-- START --

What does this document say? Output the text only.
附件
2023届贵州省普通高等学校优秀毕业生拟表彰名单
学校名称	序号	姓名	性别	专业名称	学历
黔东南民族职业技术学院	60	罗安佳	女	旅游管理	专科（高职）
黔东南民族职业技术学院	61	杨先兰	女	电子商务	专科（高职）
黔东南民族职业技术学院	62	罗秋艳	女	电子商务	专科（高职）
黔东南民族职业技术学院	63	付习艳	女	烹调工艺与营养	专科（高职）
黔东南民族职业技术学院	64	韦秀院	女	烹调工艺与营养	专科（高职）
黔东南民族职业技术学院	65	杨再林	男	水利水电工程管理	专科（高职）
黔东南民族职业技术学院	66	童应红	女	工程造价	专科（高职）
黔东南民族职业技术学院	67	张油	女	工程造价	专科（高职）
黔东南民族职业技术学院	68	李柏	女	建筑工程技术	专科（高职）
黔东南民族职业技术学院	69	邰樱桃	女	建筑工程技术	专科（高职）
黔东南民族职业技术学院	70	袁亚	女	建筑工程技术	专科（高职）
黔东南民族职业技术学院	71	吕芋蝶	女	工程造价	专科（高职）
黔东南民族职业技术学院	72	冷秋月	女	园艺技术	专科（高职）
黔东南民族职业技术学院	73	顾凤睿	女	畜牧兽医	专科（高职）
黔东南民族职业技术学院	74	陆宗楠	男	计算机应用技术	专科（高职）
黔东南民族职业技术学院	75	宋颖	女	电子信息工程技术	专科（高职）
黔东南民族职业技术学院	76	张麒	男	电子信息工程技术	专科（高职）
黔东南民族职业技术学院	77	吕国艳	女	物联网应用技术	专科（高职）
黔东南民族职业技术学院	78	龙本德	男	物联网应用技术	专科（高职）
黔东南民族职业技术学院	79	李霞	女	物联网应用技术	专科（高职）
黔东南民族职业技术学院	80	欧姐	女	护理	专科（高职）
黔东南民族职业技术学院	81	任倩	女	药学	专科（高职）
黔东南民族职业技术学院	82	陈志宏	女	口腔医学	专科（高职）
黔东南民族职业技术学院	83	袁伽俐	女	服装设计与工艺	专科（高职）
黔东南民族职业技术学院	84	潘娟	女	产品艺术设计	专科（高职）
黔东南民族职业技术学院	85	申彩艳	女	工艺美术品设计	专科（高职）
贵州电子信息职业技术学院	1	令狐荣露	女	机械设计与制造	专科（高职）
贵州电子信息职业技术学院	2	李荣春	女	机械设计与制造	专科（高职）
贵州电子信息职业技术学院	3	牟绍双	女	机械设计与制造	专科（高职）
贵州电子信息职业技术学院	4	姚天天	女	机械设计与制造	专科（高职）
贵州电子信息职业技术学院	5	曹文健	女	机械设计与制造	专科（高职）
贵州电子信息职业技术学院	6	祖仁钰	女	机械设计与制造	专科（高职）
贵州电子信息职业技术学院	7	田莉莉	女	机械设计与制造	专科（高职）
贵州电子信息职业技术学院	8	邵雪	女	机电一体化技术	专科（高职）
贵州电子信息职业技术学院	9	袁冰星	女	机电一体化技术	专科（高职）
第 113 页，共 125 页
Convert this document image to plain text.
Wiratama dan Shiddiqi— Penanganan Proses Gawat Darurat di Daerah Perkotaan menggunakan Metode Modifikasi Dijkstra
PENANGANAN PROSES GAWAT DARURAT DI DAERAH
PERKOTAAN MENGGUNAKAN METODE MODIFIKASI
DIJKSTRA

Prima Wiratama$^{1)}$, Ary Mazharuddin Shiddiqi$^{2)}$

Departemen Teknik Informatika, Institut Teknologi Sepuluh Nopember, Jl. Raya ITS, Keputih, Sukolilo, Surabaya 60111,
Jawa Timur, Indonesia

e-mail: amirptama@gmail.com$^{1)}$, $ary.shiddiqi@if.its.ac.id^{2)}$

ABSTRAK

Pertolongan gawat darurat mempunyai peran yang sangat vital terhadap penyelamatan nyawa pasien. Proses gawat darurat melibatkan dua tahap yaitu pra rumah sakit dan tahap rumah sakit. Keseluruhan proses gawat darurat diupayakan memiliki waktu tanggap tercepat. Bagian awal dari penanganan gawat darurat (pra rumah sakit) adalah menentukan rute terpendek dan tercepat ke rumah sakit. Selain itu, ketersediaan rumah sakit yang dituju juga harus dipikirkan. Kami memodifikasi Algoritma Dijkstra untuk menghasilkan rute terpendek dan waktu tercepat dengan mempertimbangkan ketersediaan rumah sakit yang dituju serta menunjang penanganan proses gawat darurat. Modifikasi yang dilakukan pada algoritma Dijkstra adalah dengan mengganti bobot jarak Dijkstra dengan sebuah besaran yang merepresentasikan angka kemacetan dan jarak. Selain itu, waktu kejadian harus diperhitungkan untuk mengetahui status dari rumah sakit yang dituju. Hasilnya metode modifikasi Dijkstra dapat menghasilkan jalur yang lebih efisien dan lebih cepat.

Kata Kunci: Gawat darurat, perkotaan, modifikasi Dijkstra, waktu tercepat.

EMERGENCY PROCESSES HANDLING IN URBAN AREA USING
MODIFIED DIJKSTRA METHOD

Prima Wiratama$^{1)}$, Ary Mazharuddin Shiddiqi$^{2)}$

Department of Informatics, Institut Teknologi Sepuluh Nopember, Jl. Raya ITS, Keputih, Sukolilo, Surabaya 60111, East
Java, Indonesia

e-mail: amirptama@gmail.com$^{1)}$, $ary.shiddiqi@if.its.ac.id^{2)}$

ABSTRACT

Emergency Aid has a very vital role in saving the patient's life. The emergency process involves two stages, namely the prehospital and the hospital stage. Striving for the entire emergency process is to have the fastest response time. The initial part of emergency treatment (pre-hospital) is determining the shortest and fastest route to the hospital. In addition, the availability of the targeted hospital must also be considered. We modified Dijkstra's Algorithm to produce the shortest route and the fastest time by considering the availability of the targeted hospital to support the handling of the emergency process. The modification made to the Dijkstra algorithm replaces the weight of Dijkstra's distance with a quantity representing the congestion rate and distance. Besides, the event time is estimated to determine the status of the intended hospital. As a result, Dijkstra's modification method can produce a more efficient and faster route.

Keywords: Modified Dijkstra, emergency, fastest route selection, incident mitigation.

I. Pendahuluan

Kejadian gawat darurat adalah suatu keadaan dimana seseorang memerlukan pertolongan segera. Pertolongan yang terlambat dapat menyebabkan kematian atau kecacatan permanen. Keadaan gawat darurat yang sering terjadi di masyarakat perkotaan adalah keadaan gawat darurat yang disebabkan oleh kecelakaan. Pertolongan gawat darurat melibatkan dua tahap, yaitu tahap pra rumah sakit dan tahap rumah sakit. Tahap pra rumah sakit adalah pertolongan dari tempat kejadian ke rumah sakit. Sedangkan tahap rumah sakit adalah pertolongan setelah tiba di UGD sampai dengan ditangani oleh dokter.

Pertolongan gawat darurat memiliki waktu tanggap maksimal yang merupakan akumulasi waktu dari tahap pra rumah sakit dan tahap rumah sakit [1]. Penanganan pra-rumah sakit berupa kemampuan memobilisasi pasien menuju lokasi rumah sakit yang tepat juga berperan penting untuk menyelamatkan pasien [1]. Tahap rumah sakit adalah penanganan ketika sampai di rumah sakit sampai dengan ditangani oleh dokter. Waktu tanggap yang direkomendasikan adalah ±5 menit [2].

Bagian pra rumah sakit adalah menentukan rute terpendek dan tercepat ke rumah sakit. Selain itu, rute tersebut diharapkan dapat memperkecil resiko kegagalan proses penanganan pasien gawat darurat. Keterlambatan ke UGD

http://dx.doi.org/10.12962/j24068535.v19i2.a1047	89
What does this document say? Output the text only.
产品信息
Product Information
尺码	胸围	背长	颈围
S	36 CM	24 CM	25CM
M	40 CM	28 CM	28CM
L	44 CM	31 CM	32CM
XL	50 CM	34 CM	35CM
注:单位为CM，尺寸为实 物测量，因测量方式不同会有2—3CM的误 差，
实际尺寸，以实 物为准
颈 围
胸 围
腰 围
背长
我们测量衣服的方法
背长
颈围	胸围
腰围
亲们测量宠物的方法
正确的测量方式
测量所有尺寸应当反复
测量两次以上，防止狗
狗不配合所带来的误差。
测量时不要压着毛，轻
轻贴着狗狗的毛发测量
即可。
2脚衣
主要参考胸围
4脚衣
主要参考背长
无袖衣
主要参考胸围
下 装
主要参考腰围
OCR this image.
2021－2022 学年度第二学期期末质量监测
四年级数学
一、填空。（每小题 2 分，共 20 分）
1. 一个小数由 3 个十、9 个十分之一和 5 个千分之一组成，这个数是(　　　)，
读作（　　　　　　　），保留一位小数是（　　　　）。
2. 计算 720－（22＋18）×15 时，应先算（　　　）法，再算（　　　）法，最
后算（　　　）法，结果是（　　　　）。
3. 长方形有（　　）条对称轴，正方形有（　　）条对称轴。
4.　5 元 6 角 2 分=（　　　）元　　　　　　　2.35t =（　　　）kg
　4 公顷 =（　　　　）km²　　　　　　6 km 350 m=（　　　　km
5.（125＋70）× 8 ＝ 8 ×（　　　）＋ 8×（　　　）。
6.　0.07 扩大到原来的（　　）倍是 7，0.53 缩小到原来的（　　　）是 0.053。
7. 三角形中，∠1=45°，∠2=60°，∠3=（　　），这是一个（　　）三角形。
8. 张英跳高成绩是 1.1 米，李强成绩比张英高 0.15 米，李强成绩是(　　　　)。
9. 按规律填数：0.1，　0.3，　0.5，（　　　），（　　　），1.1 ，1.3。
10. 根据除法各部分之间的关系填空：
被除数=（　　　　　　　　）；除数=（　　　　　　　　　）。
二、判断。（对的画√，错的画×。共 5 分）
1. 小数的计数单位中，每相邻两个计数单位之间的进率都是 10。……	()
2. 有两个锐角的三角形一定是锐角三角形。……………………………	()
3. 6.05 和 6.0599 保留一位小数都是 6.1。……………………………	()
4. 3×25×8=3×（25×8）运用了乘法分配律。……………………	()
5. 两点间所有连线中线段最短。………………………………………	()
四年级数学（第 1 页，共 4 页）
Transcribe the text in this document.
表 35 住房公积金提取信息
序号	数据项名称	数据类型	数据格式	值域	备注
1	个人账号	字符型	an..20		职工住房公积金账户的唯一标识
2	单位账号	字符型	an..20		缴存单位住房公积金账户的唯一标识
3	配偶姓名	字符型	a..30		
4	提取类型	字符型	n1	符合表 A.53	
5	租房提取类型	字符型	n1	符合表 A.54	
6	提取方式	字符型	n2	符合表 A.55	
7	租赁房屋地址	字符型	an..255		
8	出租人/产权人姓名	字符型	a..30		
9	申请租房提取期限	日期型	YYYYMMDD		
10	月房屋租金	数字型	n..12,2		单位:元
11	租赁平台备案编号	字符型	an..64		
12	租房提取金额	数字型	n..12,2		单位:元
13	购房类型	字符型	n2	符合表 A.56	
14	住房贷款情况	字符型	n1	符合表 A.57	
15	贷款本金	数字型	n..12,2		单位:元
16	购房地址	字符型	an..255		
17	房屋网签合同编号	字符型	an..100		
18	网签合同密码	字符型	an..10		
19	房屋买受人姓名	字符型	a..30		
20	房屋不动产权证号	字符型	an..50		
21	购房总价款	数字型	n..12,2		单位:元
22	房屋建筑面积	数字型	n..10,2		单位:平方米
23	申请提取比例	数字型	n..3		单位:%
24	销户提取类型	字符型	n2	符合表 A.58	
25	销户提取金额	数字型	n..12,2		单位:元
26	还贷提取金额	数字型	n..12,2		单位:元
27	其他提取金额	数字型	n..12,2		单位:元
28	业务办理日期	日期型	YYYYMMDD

-- END --

▶ Goal
Output exactly the lines above, from the one holding "OCR this image." through the end of the data, including the first and last.

▶ Output below
OCR this image.
2021－2022 学年度第二学期期末质量监测
四年级数学
一、填空。（每小题 2 分，共 20 分）
1. 一个小数由 3 个十、9 个十分之一和 5 个千分之一组成，这个数是(　　　)，
读作（　　　　　　　），保留一位小数是（　　　　）。
2. 计算 720－（22＋18）×15 时，应先算（　　　）法，再算（　　　）法，最
后算（　　　）法，结果是（　　　　）。
3. 长方形有（　　）条对称轴，正方形有（　　）条对称轴。
4.　5 元 6 角 2 分=（　　　）元　　　　　　　2.35t =（　　　）kg
　4 公顷 =（　　　　）km²　　　　　　6 km 350 m=（　　　　km
5.（125＋70）× 8 ＝ 8 ×（　　　）＋ 8×（　　　）。
6.　0.07 扩大到原来的（　　）倍是 7，0.53 缩小到原来的（　　　）是 0.053。
7. 三角形中，∠1=45°，∠2=60°，∠3=（　　），这是一个（　　）三角形。
8. 张英跳高成绩是 1.1 米，李强成绩比张英高 0.15 米，李强成绩是(　　　　)。
9. 按规律填数：0.1，　0.3，　0.5，（　　　），（　　　），1.1 ，1.3。
10. 根据除法各部分之间的关系填空：
被除数=（　　　　　　　　）；除数=（　　　　　　　　　）。
二、判断。（对的画√，错的画×。共 5 分）
1. 小数的计数单位中，每相邻两个计数单位之间的进率都是 10。……	()
2. 有两个锐角的三角形一定是锐角三角形。……………………………	()
3. 6.05 和 6.0599 保留一位小数都是 6.1。……………………………	()
4. 3×25×8=3×（25×8）运用了乘法分配律。……………………	()
5. 两点间所有连线中线段最短。………………………………………	()
四年级数学（第 1 页，共 4 页）
Transcribe the text in this document.
表 35 住房公积金提取信息
序号	数据项名称	数据类型	数据格式	值域	备注
1	个人账号	字符型	an..20		职工住房公积金账户的唯一标识
2	单位账号	字符型	an..20		缴存单位住房公积金账户的唯一标识
3	配偶姓名	字符型	a..30		
4	提取类型	字符型	n1	符合表 A.53	
5	租房提取类型	字符型	n1	符合表 A.54	
6	提取方式	字符型	n2	符合表 A.55	
7	租赁房屋地址	字符型	an..255		
8	出租人/产权人姓名	字符型	a..30		
9	申请租房提取期限	日期型	YYYYMMDD		
10	月房屋租金	数字型	n..12,2		单位:元
11	租赁平台备案编号	字符型	an..64		
12	租房提取金额	数字型	n..12,2		单位:元
13	购房类型	字符型	n2	符合表 A.56	
14	住房贷款情况	字符型	n1	符合表 A.57	
15	贷款本金	数字型	n..12,2		单位:元
16	购房地址	字符型	an..255		
17	房屋网签合同编号	字符型	an..100		
18	网签合同密码	字符型	an..10		
19	房屋买受人姓名	字符型	a..30		
20	房屋不动产权证号	字符型	an..50		
21	购房总价款	数字型	n..12,2		单位:元
22	房屋建筑面积	数字型	n..10,2		单位:平方米
23	申请提取比例	数字型	n..3		单位:%
24	销户提取类型	字符型	n2	符合表 A.58	
25	销户提取金额	数字型	n..12,2		单位:元
26	还贷提取金额	数字型	n..12,2		单位:元
27	其他提取金额	数字型	n..12,2		单位:元
28	业务办理日期	日期型	YYYYMMDD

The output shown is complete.